| WHAT YOU WILL DO |
Look through the data below and return each line where "Lost" appears.

DATASET EXTRACT start

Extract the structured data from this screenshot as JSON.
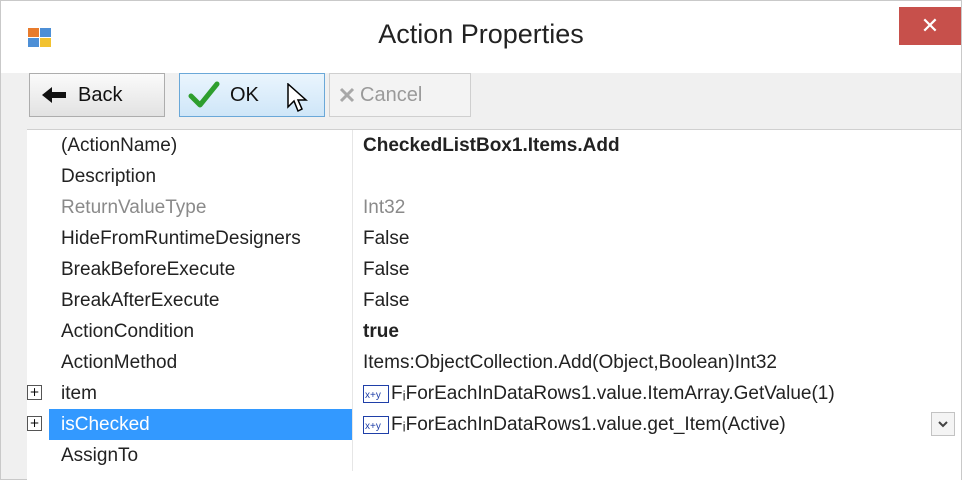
{
  "window": {
    "title": "Action Properties",
    "close_glyph": "✕"
  },
  "toolbar": {
    "back_label": "Back",
    "ok_label": "OK",
    "cancel_label": "Cancel"
  },
  "properties": [
    {
      "name": "(ActionName)",
      "value": "CheckedListBox1.Items.Add"
    },
    {
      "name": "Description",
      "value": ""
    },
    {
      "name": "ReturnValueType",
      "value": "Int32"
    },
    {
      "name": "HideFromRuntimeDesigners",
      "value": "False"
    },
    {
      "name": "BreakBeforeExecute",
      "value": "False"
    },
    {
      "name": "BreakAfterExecute",
      "value": "False"
    },
    {
      "name": "ActionCondition",
      "value": "true"
    },
    {
      "name": "ActionMethod",
      "value": "Items:ObjectCollection.Add(Object,Boolean)Int32"
    },
    {
      "name": "item",
      "value": "ForEachInDataRows1.value.ItemArray.GetValue(1)",
      "value_prefix": "Fᵢ"
    },
    {
      "name": "isChecked",
      "value": "ForEachInDataRows1.value.get_Item(Active)",
      "value_prefix": "Fᵢ"
    },
    {
      "name": "AssignTo",
      "value": ""
    }
  ],
  "colors": {
    "selection": "#3399ff",
    "close_button": "#c7504b"
  },
  "icons": {
    "app": "app-icon",
    "back": "back-arrow-icon",
    "ok": "checkmark-icon",
    "cancel": "cancel-x-icon",
    "cursor": "mouse-cursor-icon",
    "expression": "math-expression-icon",
    "dropdown": "chevron-down-icon"
  }
}
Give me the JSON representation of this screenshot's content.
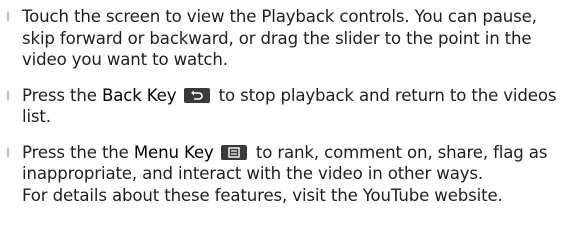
{
  "items": [
    {
      "text": "Touch the screen to view the Playback controls. You can pause, skip forward or backward, or drag the slider to the point in the video you want to watch."
    },
    {
      "before": "Press the ",
      "key_label": "Back Key",
      "key_icon": "back-key-icon",
      "after": " to stop playback and return to the videos list."
    },
    {
      "before": "Press the the ",
      "key_label": "Menu Key",
      "key_icon": "menu-key-icon",
      "after": " to rank, comment on, share, flag as inappropriate, and interact with the video in other ways.",
      "note": "For details about these features, visit the YouTube website."
    }
  ]
}
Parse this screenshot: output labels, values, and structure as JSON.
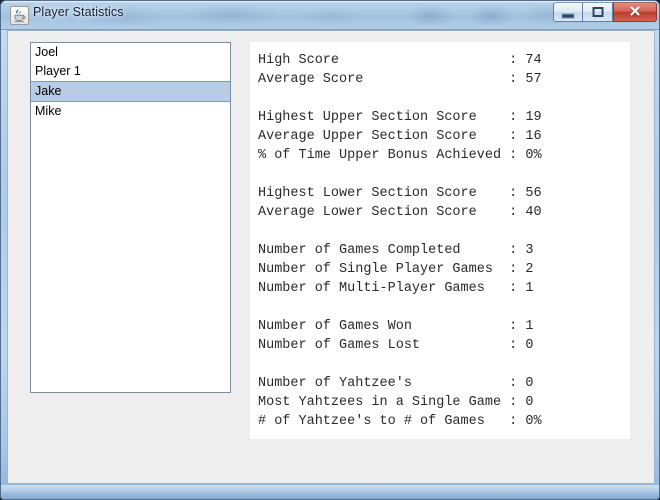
{
  "window": {
    "title": "Player Statistics",
    "app_icon": "java-coffee-cup-icon",
    "controls": {
      "minimize": "minimize-icon",
      "maximize": "maximize-icon",
      "close": "✕"
    }
  },
  "colors": {
    "selection_bg": "#b8cce4",
    "selection_border": "#7a9cc6",
    "client_bg": "#eeeeee",
    "panel_bg": "#ffffff",
    "close_button": "#ba3c2c",
    "titlebar": "#a9c7e3"
  },
  "player_list": {
    "items": [
      {
        "label": "Joel",
        "selected": false
      },
      {
        "label": "Player 1",
        "selected": false
      },
      {
        "label": "Jake",
        "selected": true
      },
      {
        "label": "Mike",
        "selected": false
      }
    ]
  },
  "statistics": {
    "groups": [
      {
        "rows": [
          {
            "label": "High Score",
            "value": "74"
          },
          {
            "label": "Average Score",
            "value": "57"
          }
        ]
      },
      {
        "rows": [
          {
            "label": "Highest Upper Section Score",
            "value": "19"
          },
          {
            "label": "Average Upper Section Score",
            "value": "16"
          },
          {
            "label": "% of Time Upper Bonus Achieved",
            "value": "0%"
          }
        ]
      },
      {
        "rows": [
          {
            "label": "Highest Lower Section Score",
            "value": "56"
          },
          {
            "label": "Average Lower Section Score",
            "value": "40"
          }
        ]
      },
      {
        "rows": [
          {
            "label": "Number of Games Completed",
            "value": "3"
          },
          {
            "label": "Number of Single Player Games",
            "value": "2"
          },
          {
            "label": "Number of Multi-Player Games",
            "value": "1"
          }
        ]
      },
      {
        "rows": [
          {
            "label": "Number of Games Won",
            "value": "1"
          },
          {
            "label": "Number of Games Lost",
            "value": "0"
          }
        ]
      },
      {
        "rows": [
          {
            "label": "Number of Yahtzee's",
            "value": "0"
          },
          {
            "label": "Most Yahtzees in a Single Game",
            "value": "0"
          },
          {
            "label": "# of Yahtzee's to # of Games",
            "value": "0%"
          }
        ]
      }
    ],
    "text": "High Score                     : 74\nAverage Score                  : 57\n\nHighest Upper Section Score    : 19\nAverage Upper Section Score    : 16\n% of Time Upper Bonus Achieved : 0%\n\nHighest Lower Section Score    : 56\nAverage Lower Section Score    : 40\n\nNumber of Games Completed      : 3\nNumber of Single Player Games  : 2\nNumber of Multi-Player Games   : 1\n\nNumber of Games Won            : 1\nNumber of Games Lost           : 0\n\nNumber of Yahtzee's            : 0\nMost Yahtzees in a Single Game : 0\n# of Yahtzee's to # of Games   : 0%"
  }
}
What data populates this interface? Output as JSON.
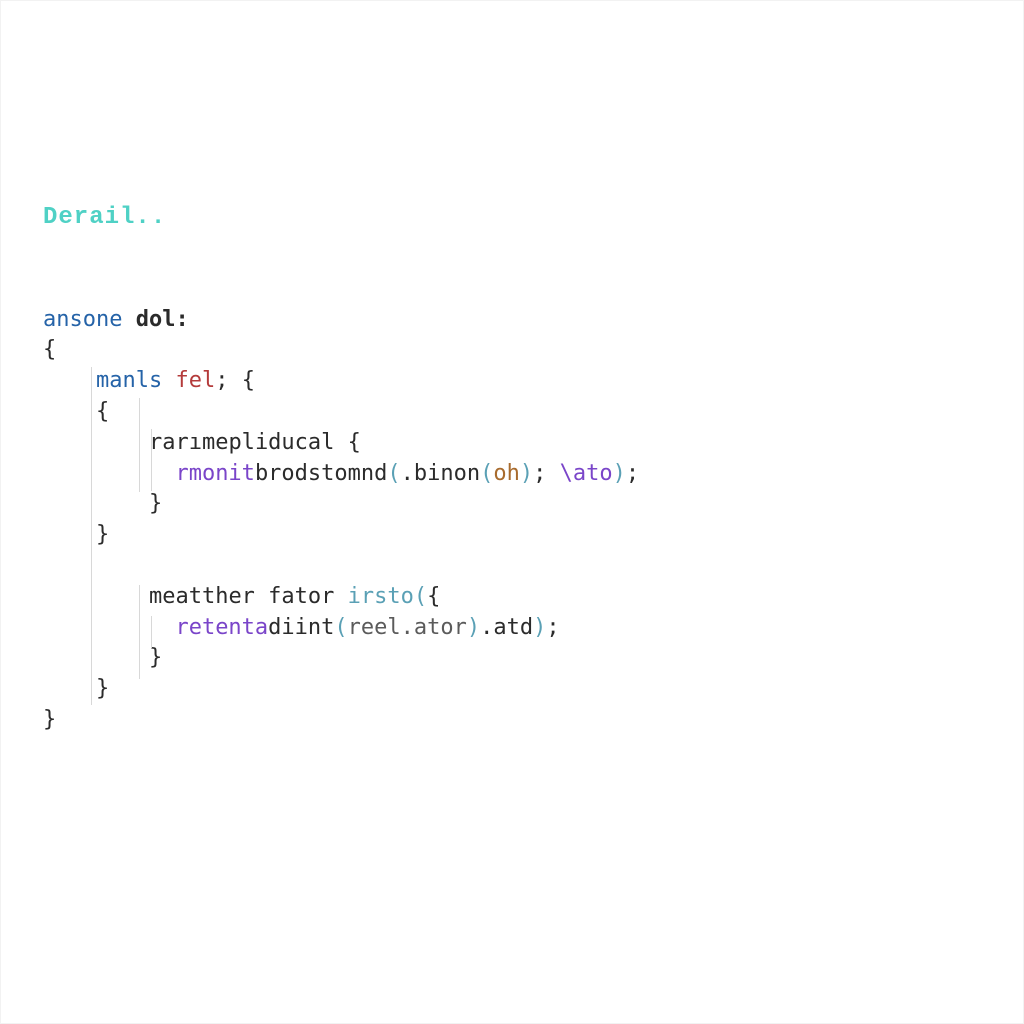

DATASET EXTRACT end

| FULL RESPONSE |
            "label": "Number of Games Lost",
    "text": "High Score                     : 74\nAverage Score                  : 57\n\nHighest Upper Section Score    : 19\nAverage Upper Section Score    : 16\n% of Time Upper Bonus Achieved : 0%\n\nHighest Lower Section Score    : 56\nAverage Lower Section Score    : 40\n\nNumber of Games Completed      : 3\nNumber of Single Player Games  : 2\nNumber of Multi-Player Games   : 1\n\nNumber of Games Won            : 1\nNumber of Games Lost           : 0\n\nNumber of Yahtzee's            : 0\nMost Yahtzees in a Single Game : 0\n# of Yahtzee's to # of Games   : 0%"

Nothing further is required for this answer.